## Data shown
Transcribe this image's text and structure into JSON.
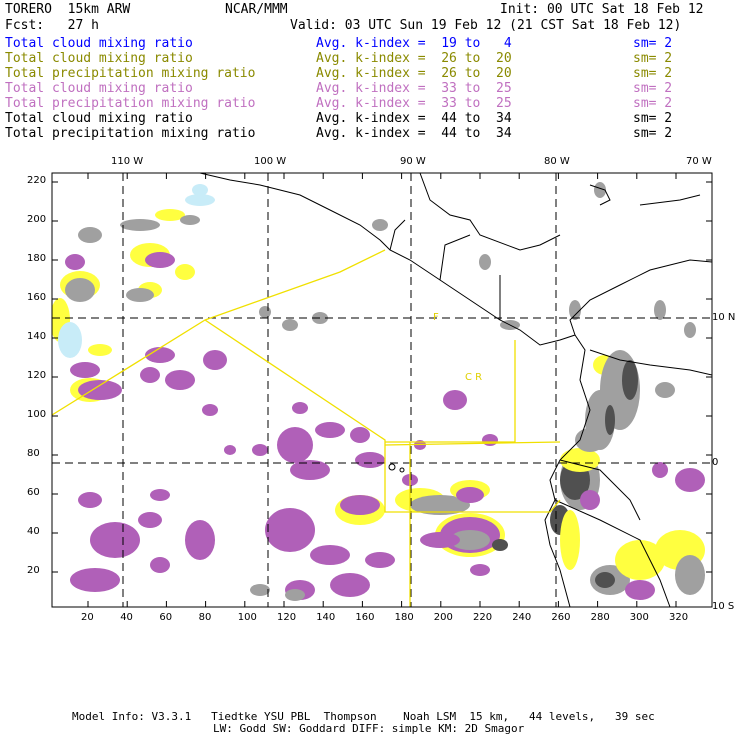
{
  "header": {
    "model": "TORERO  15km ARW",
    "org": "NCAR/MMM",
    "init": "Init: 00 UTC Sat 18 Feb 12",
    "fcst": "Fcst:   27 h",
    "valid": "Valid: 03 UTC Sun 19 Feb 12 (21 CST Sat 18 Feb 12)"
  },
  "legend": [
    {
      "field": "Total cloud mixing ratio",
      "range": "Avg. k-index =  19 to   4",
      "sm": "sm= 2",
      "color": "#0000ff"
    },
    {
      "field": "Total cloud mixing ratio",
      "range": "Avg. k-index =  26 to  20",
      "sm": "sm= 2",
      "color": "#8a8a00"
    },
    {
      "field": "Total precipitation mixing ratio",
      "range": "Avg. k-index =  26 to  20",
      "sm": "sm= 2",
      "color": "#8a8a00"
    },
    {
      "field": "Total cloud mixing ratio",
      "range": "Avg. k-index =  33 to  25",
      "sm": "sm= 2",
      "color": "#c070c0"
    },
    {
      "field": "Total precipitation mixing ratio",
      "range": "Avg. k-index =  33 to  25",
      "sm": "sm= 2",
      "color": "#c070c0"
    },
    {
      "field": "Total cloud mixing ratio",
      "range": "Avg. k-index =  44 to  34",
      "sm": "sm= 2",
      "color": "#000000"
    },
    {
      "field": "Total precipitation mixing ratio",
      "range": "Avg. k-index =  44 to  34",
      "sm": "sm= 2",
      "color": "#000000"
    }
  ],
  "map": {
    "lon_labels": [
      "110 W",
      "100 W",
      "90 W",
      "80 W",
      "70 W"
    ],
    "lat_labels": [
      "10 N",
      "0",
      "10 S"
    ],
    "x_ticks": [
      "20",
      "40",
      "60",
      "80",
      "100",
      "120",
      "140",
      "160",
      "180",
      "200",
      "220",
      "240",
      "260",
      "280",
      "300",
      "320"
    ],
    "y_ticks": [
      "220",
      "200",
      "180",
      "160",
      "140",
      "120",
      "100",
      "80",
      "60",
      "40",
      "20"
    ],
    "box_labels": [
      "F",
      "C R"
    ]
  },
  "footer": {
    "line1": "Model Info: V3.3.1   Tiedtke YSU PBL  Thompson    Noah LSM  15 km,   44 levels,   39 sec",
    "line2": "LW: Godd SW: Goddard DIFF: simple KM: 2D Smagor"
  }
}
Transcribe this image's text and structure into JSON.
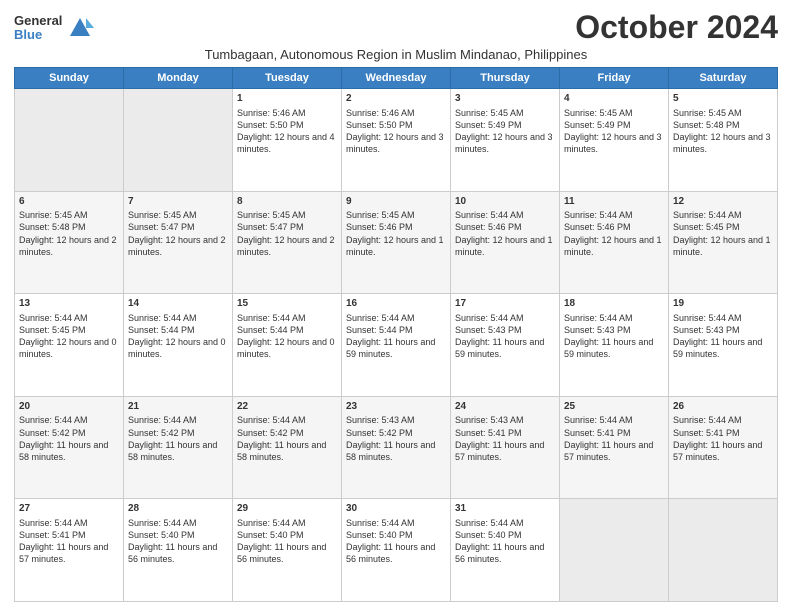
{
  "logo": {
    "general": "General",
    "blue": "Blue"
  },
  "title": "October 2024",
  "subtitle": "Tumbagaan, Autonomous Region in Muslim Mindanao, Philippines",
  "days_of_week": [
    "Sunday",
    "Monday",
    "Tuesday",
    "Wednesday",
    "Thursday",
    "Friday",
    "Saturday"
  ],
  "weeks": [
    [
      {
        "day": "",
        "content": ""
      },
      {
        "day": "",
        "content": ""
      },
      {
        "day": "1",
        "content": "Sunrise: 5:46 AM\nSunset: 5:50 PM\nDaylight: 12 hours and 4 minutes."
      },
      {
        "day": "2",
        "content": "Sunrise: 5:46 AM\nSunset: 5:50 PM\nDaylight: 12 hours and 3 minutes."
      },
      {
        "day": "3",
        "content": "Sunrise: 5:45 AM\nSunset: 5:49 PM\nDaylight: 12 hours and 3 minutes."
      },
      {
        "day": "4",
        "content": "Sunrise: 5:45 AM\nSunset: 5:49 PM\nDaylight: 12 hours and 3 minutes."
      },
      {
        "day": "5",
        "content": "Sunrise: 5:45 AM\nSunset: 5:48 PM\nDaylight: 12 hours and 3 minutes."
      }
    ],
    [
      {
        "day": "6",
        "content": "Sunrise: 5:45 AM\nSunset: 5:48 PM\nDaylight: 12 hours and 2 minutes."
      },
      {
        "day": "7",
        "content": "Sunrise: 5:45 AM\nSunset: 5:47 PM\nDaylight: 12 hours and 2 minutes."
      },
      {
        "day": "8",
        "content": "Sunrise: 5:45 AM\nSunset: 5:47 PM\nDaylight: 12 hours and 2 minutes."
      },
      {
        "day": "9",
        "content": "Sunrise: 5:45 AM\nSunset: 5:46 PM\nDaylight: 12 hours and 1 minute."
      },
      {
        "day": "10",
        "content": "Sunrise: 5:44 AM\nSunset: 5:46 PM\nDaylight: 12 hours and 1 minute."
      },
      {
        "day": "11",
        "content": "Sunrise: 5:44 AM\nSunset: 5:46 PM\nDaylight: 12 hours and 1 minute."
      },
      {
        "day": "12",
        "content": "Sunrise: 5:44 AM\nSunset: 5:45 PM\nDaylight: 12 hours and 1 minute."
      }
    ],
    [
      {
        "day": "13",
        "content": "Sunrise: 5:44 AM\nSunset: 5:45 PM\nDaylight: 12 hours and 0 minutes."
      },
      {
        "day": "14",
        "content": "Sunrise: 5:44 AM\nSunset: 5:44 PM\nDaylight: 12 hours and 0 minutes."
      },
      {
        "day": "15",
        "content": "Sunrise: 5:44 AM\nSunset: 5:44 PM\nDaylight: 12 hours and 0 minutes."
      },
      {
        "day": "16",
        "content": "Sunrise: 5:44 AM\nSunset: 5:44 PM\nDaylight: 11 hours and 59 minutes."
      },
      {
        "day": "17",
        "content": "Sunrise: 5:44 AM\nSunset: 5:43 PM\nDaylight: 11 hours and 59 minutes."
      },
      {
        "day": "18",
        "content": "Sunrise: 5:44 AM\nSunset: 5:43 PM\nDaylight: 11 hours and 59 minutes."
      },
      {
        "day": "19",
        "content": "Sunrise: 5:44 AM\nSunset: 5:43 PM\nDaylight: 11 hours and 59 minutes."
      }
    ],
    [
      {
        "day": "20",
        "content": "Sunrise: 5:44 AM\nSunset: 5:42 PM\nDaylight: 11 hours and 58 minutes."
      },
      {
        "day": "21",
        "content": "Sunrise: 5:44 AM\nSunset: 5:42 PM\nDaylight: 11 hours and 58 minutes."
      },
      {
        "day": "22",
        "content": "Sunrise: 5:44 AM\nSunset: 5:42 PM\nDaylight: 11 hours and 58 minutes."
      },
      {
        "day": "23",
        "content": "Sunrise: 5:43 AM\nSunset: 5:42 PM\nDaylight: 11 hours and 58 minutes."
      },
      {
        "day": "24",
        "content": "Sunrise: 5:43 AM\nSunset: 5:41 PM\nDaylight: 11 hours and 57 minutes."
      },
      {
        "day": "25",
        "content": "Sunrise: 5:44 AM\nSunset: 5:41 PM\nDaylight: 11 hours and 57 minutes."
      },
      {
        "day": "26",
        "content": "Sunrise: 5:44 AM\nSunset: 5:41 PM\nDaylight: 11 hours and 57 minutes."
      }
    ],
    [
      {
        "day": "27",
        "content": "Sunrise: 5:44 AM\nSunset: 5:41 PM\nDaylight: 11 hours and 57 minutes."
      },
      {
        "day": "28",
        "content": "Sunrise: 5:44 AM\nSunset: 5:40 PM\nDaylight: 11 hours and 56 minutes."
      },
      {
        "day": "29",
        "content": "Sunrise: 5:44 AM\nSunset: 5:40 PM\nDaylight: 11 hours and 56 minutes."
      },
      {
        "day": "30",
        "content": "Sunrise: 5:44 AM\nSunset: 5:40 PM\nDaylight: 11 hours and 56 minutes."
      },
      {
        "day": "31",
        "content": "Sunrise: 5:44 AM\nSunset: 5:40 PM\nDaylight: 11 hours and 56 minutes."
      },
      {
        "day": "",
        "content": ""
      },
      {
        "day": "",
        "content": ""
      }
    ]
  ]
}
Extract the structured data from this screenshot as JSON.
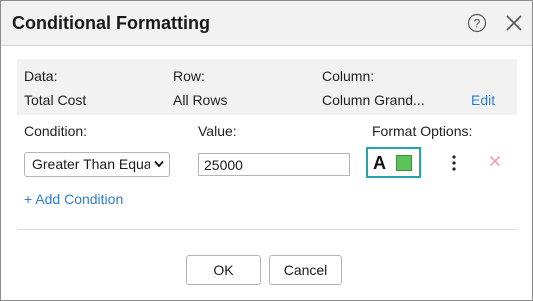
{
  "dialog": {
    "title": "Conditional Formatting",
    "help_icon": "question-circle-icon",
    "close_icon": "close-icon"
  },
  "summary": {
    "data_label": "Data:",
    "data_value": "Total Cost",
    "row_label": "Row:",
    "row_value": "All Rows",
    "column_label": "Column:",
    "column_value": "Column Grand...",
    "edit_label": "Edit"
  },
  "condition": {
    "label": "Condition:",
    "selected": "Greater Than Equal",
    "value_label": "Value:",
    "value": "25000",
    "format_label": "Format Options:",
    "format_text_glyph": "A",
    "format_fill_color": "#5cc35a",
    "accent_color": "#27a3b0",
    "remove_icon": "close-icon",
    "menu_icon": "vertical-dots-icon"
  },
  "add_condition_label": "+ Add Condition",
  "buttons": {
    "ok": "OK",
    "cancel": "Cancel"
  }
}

## Work to do
Make an exact copy of the lines above, starting at the line that contains "Extract the structured" and running through the final line of the entries. Omit the pictures.

## Answer to the problem
Extract the structured data from this screenshot as JSON.
{
  "dialog": {
    "title": "Conditional Formatting",
    "help_icon": "question-circle-icon",
    "close_icon": "close-icon"
  },
  "summary": {
    "data_label": "Data:",
    "data_value": "Total Cost",
    "row_label": "Row:",
    "row_value": "All Rows",
    "column_label": "Column:",
    "column_value": "Column Grand...",
    "edit_label": "Edit"
  },
  "condition": {
    "label": "Condition:",
    "selected": "Greater Than Equal",
    "value_label": "Value:",
    "value": "25000",
    "format_label": "Format Options:",
    "format_text_glyph": "A",
    "format_fill_color": "#5cc35a",
    "accent_color": "#27a3b0",
    "remove_icon": "close-icon",
    "menu_icon": "vertical-dots-icon"
  },
  "add_condition_label": "+ Add Condition",
  "buttons": {
    "ok": "OK",
    "cancel": "Cancel"
  }
}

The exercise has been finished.